[Work instructions]: Work out how many lines in the listing below include the word "nuclêôtit". Give nothing but the number.

--- Begin ---

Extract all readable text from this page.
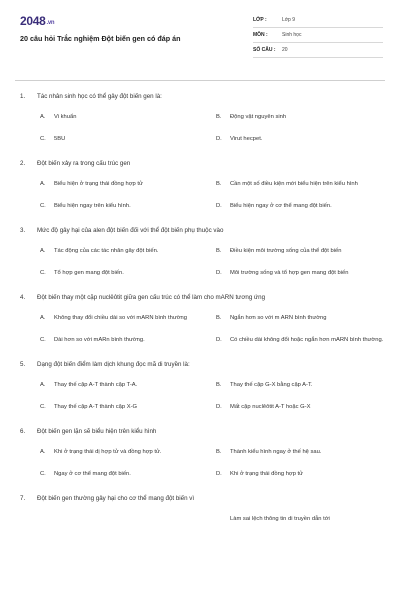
2048.vn
20 câu hỏi Trắc nghiệm Đột biến gen có đáp án
LỚP :	Lớp 9
MÔN :	Sinh học
SỐ CÂU :	20
1.	Tác nhân sinh học có thể gây đột biến gen là:
A.	Vi khuẩn	B.	Động vật nguyên sinh
C.	5BU	D.	Virut hecpet.
2.	Đột biến xảy ra trong cấu trúc gen
A.	Biểu hiện ở trạng thái đồng hợp tử	B.	Cần một số điều kiện mới biểu hiện trên kiểu hình
C.	Biểu hiện ngay trên kiểu hình.	D.	Biểu hiện ngay ở cơ thể mang đột biến.
3.	Mức độ gây hại của alen đột biến đối với thể đột biến phụ thuộc vào
A.	Tác động của các tác nhân gây đột biến.	B.	Điều kiện môi trường sống của thể đột biến
C.	Tổ hợp gen mang đột biến.	D.	Môi trường sống và tổ hợp gen mang đột biến
4.	Đột biến thay một cặp nuclêôtit giữa gen cấu trúc có thể làm cho mARN tương ứng
A.	Không thay đổi chiều dài so với mARN bình thường	B.	Ngắn hơn so với m ARN bình thường
C.	Dài hơn so với mARn bình thường.	D.	Có chiều dài không đổi hoặc ngắn hơn mARN bình thường.
5.	Dạng đột biến điểm làm dịch khung đọc mã di truyền là:
A.	Thay thế cặp A-T thành cặp T-A.	B.	Thay thế cặp G-X bằng cặp A-T.
C.	Thay thế cặp A-T thành cặp X-G	D.	Mất cặp nuclêôtit A-T hoặc G-X
6.	Đột biến gen lặn sẽ biểu hiện trên kiểu hình
A.	Khi ở trạng thái dị hợp tử và đồng hợp tử.	B.	Thành kiểu hình ngay ở thế hệ sau.
C.	Ngay ở cơ thể mang đột biến.	D.	Khi ở trạng thái đồng hợp tử
7.	Đột biến gen thường gây hại cho cơ thể mang đột biến vì
Làm sai lệch thông tin di truyền dẫn tới
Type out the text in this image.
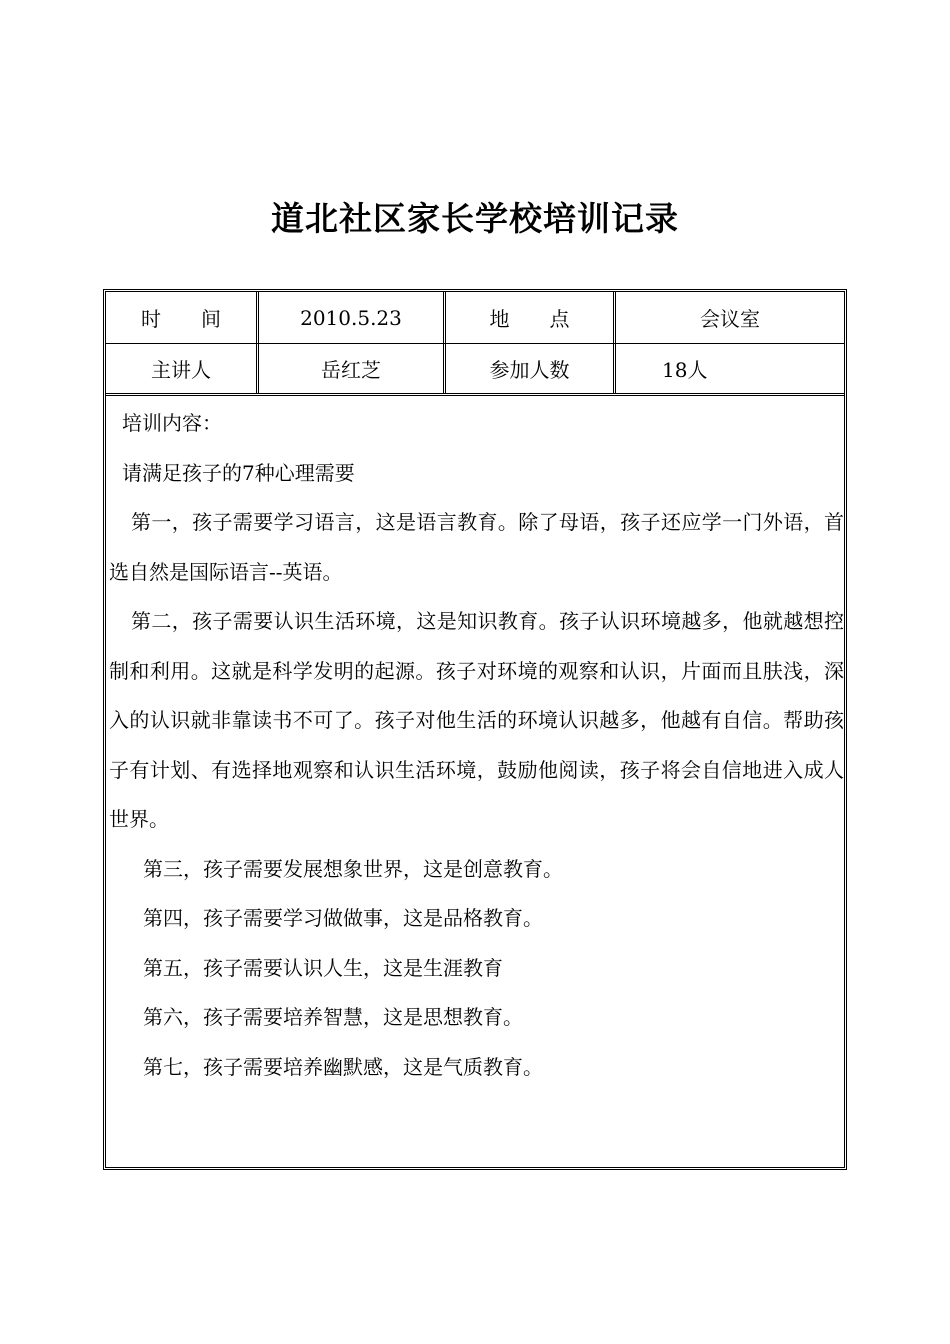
道北社区家长学校培训记录
时　　间	2010.5.23	地　　点	会议室
主讲人	岳红芝	参加人数	18人

培训内容：

请满足孩子的7种心理需要

第一，孩子需要学习语言，这是语言教育。除了母语，孩子还应学一门外语，首选自然是国际语言--英语。

第二，孩子需要认识生活环境，这是知识教育。孩子认识环境越多，他就越想控制和利用。这就是科学发明的起源。孩子对环境的观察和认识，片面而且肤浅，深入的认识就非靠读书不可了。孩子对他生活的环境认识越多，他越有自信。帮助孩子有计划、有选择地观察和认识生活环境，鼓励他阅读，孩子将会自信地进入成人世界。

第三，孩子需要发展想象世界，这是创意教育。

第四，孩子需要学习做做事，这是品格教育。

第五，孩子需要认识人生，这是生涯教育

第六，孩子需要培养智慧，这是思想教育。

第七，孩子需要培养幽默感，这是气质教育。
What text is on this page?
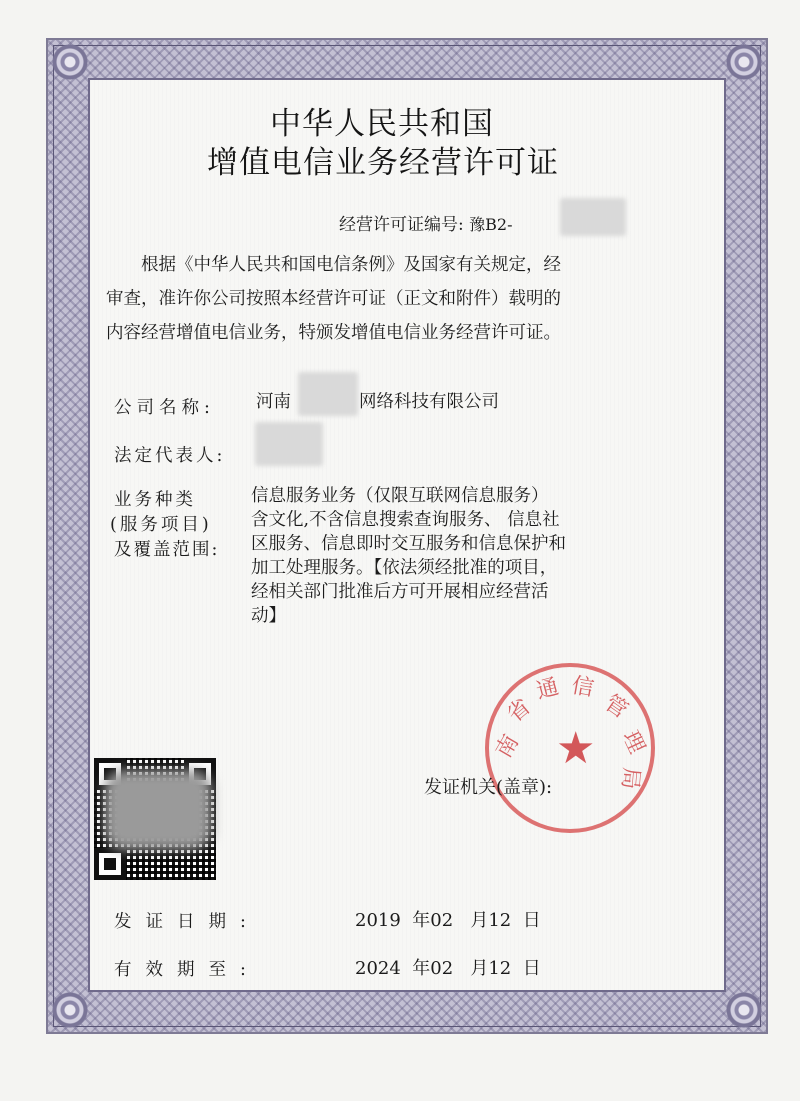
中华人民共和国
增值电信业务经营许可证
经营许可证编号: 豫B2-

根据《中华人民共和国电信条例》及国家有关规定，经

审查，准许你公司按照本经营许可证（正文和附件）载明的

内容经营增值电信业务，特颁发增值电信业务经营许可证。

公司名称: 河南	网络科技有限公司
法定代表人:
业务种类
(服务项目)
及覆盖范围:

信息服务业务（仅限互联网信息服务）

含文化,不含信息搜索查询服务、 信息社

区服务、信息即时交互服务和信息保护和

加工处理服务。【依法须经批准的项目，

经相关部门批准后方可开展相应经营活

动】

★
南
省
通 信
管
理
局
发证机关(盖章):
发证日期:	2019 年02 月12 日
有效期至:	2024 年02 月12 日
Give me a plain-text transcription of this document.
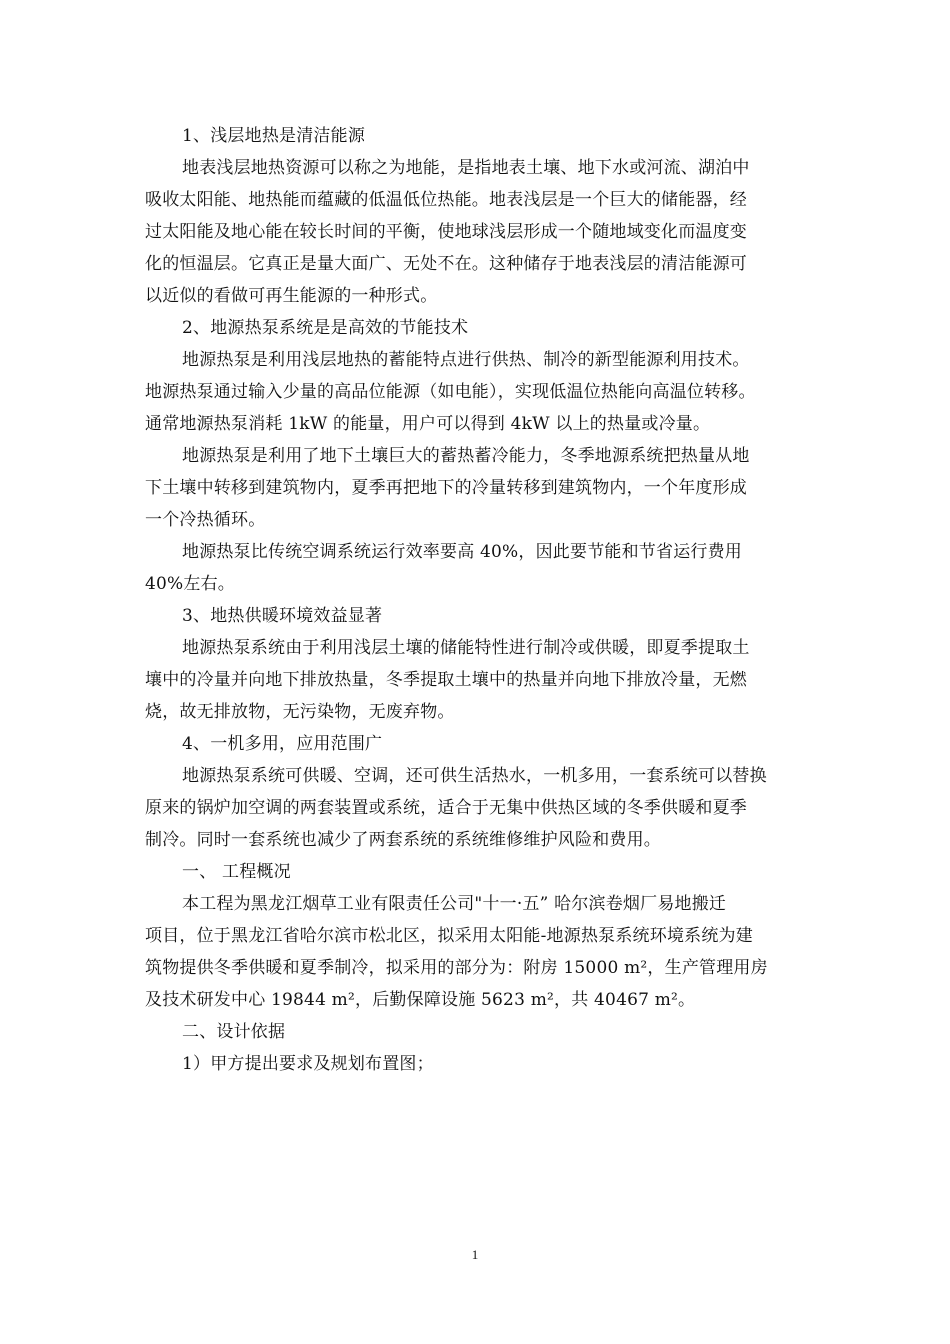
1、浅层地热是清洁能源
地表浅层地热资源可以称之为地能，是指地表土壤、地下水或河流、湖泊中
吸收太阳能、地热能而蕴藏的低温低位热能。地表浅层是一个巨大的储能器，经
过太阳能及地心能在较长时间的平衡，使地球浅层形成一个随地域变化而温度变
化的恒温层。它真正是量大面广、无处不在。这种储存于地表浅层的清洁能源可
以近似的看做可再生能源的一种形式。
2、地源热泵系统是是高效的节能技术
地源热泵是利用浅层地热的蓄能特点进行供热、制冷的新型能源利用技术。
地源热泵通过输入少量的高品位能源（如电能），实现低温位热能向高温位转移。
通常地源热泵消耗 1kW 的能量，用户可以得到 4kW 以上的热量或冷量。
地源热泵是利用了地下土壤巨大的蓄热蓄冷能力，冬季地源系统把热量从地
下土壤中转移到建筑物内，夏季再把地下的冷量转移到建筑物内，一个年度形成
一个冷热循环。
地源热泵比传统空调系统运行效率要高 40%，因此要节能和节省运行费用
40%左右。
3、地热供暖环境效益显著
地源热泵系统由于利用浅层土壤的储能特性进行制冷或供暖，即夏季提取土
壤中的冷量并向地下排放热量，冬季提取土壤中的热量并向地下排放冷量，无燃
烧，故无排放物，无污染物，无废弃物。
4、一机多用，应用范围广
地源热泵系统可供暖、空调，还可供生活热水，一机多用，一套系统可以替换
原来的锅炉加空调的两套装置或系统，适合于无集中供热区域的冬季供暖和夏季
制冷。同时一套系统也减少了两套系统的系统维修维护风险和费用。
一、 工程概况
本工程为黑龙江烟草工业有限责任公司"十一·五” 哈尔滨卷烟厂易地搬迁
项目，位于黑龙江省哈尔滨市松北区，拟采用太阳能-地源热泵系统环境系统为建
筑物提供冬季供暖和夏季制冷，拟采用的部分为：附房 15000 m²，生产管理用房
及技术研发中心 19844 m²，后勤保障设施 5623 m²，共 40467 m²。
二、设计依据
1）甲方提出要求及规划布置图；
1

--- End ---

[Full output]: 2